[Start]

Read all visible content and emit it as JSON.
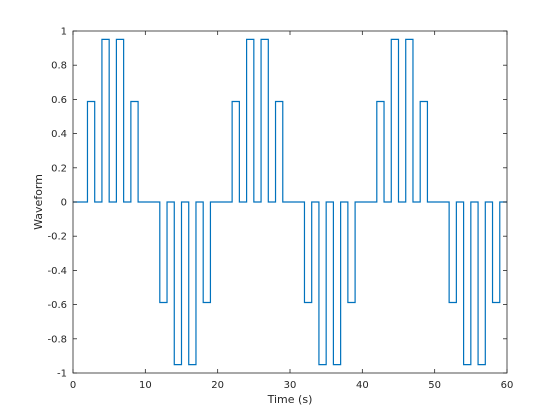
{
  "chart_data": {
    "type": "line",
    "step": true,
    "title": "",
    "xlabel": "Time (s)",
    "ylabel": "Waveform",
    "xlim": [
      0,
      60
    ],
    "ylim": [
      -1,
      1
    ],
    "grid": false,
    "xticks": [
      0,
      10,
      20,
      30,
      40,
      50,
      60
    ],
    "xtick_labels": [
      "0",
      "10",
      "20",
      "30",
      "40",
      "50",
      "60"
    ],
    "yticks": [
      1,
      0.8,
      0.6,
      0.4,
      0.2,
      0,
      -0.2,
      -0.4,
      -0.6,
      -0.8,
      -1
    ],
    "ytick_labels": [
      "1",
      "0.8",
      "0.6",
      "0.4",
      "0.2",
      "0",
      "-0.2",
      "-0.4",
      "-0.6",
      "-0.8",
      "-1"
    ],
    "series": [
      {
        "color": "#0072BD",
        "x": [
          0,
          1,
          2,
          3,
          4,
          5,
          6,
          7,
          8,
          9,
          10,
          11,
          12,
          13,
          14,
          15,
          16,
          17,
          18,
          19,
          20,
          21,
          22,
          23,
          24,
          25,
          26,
          27,
          28,
          29,
          30,
          31,
          32,
          33,
          34,
          35,
          36,
          37,
          38,
          39,
          40,
          41,
          42,
          43,
          44,
          45,
          46,
          47,
          48,
          49,
          50,
          51,
          52,
          53,
          54,
          55,
          56,
          57,
          58,
          59,
          60
        ],
        "y": [
          0,
          0,
          0.5878,
          0,
          0.9511,
          0,
          0.9511,
          0,
          0.5878,
          0,
          0,
          0,
          -0.5878,
          0,
          -0.9511,
          0,
          -0.9511,
          0,
          -0.5878,
          0,
          0,
          0,
          0.5878,
          0,
          0.9511,
          0,
          0.9511,
          0,
          0.5878,
          0,
          0,
          0,
          -0.5878,
          0,
          -0.9511,
          0,
          -0.9511,
          0,
          -0.5878,
          0,
          0,
          0,
          0.5878,
          0,
          0.9511,
          0,
          0.9511,
          0,
          0.5878,
          0,
          0,
          0,
          -0.5878,
          0,
          -0.9511,
          0,
          -0.9511,
          0,
          -0.5878,
          0,
          0
        ]
      }
    ]
  }
}
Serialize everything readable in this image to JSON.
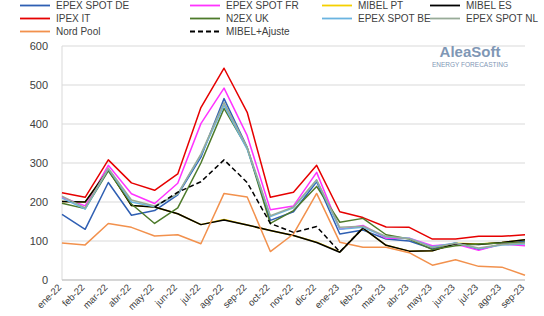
{
  "chart_data": {
    "type": "line",
    "annotations": [
      "AleaSoft",
      "ENERGY FORECASTING"
    ],
    "categories": [
      "ene-22",
      "feb-22",
      "mar-22",
      "abr-22",
      "may-22",
      "jun-22",
      "jul-22",
      "ago-22",
      "sep-22",
      "oct-22",
      "nov-22",
      "dic-22",
      "ene-23",
      "feb-23",
      "mar-23",
      "abr-23",
      "may-23",
      "jun-23",
      "jul-23",
      "ago-23",
      "sep-23"
    ],
    "ylim": [
      0,
      600
    ],
    "yticks": [
      0,
      100,
      200,
      300,
      400,
      500,
      600
    ],
    "grid": true,
    "legend": "top",
    "series": [
      {
        "name": "EPEX SPOT DE",
        "color": "#2f5fb3",
        "line_style": "solid",
        "values": [
          168,
          130,
          250,
          166,
          178,
          218,
          315,
          465,
          340,
          153,
          175,
          252,
          118,
          128,
          105,
          100,
          80,
          95,
          78,
          92,
          100
        ]
      },
      {
        "name": "EPEX SPOT FR",
        "color": "#ff33ff",
        "line_style": "solid",
        "values": [
          212,
          190,
          294,
          221,
          196,
          248,
          401,
          492,
          370,
          180,
          190,
          276,
          130,
          140,
          107,
          107,
          88,
          92,
          76,
          92,
          88
        ]
      },
      {
        "name": "MIBEL PT",
        "color": "#f5d000",
        "line_style": "solid",
        "values": [
          201,
          200,
          283,
          191,
          187,
          170,
          142,
          155,
          141,
          127,
          114,
          97,
          72,
          133,
          89,
          74,
          75,
          94,
          92,
          96,
          103
        ]
      },
      {
        "name": "MIBEL ES",
        "color": "#000000",
        "line_style": "solid",
        "values": [
          201,
          200,
          283,
          191,
          187,
          170,
          142,
          154,
          141,
          127,
          114,
          96,
          71,
          133,
          89,
          74,
          75,
          93,
          91,
          96,
          103
        ]
      },
      {
        "name": "IPEX IT",
        "color": "#e60000",
        "line_style": "solid",
        "values": [
          224,
          212,
          308,
          249,
          230,
          272,
          442,
          543,
          430,
          212,
          225,
          294,
          175,
          160,
          136,
          135,
          105,
          105,
          112,
          112,
          116
        ]
      },
      {
        "name": "N2EX UK",
        "color": "#4d7a2a",
        "line_style": "solid",
        "values": [
          197,
          183,
          280,
          195,
          145,
          185,
          300,
          440,
          338,
          145,
          178,
          240,
          148,
          158,
          116,
          105,
          78,
          88,
          92,
          95,
          96
        ]
      },
      {
        "name": "EPEX SPOT BE",
        "color": "#6ab4e0",
        "line_style": "solid",
        "values": [
          210,
          182,
          285,
          200,
          188,
          220,
          320,
          448,
          335,
          163,
          185,
          255,
          130,
          135,
          110,
          107,
          85,
          95,
          80,
          90,
          92
        ]
      },
      {
        "name": "EPEX SPOT NL",
        "color": "#98ab98",
        "line_style": "solid",
        "values": [
          215,
          185,
          287,
          205,
          190,
          221,
          323,
          455,
          340,
          165,
          187,
          257,
          135,
          138,
          112,
          106,
          83,
          94,
          82,
          91,
          95
        ]
      },
      {
        "name": "Nord Pool",
        "color": "#f2914d",
        "line_style": "solid",
        "values": [
          95,
          90,
          145,
          135,
          113,
          116,
          93,
          222,
          213,
          73,
          118,
          222,
          97,
          84,
          84,
          70,
          38,
          52,
          35,
          33,
          12
        ]
      },
      {
        "name": "MIBEL+Ajuste",
        "color": "#000000",
        "line_style": "dashed",
        "values": [
          null,
          null,
          null,
          null,
          187,
          225,
          252,
          308,
          250,
          145,
          122,
          137,
          72,
          133,
          null,
          null,
          null,
          null,
          null,
          null,
          null
        ]
      }
    ]
  }
}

[End]

Each line containing "MIBEL" counts once; state the total number of such lines and nothing else.

→ **Result for this exercise**:
3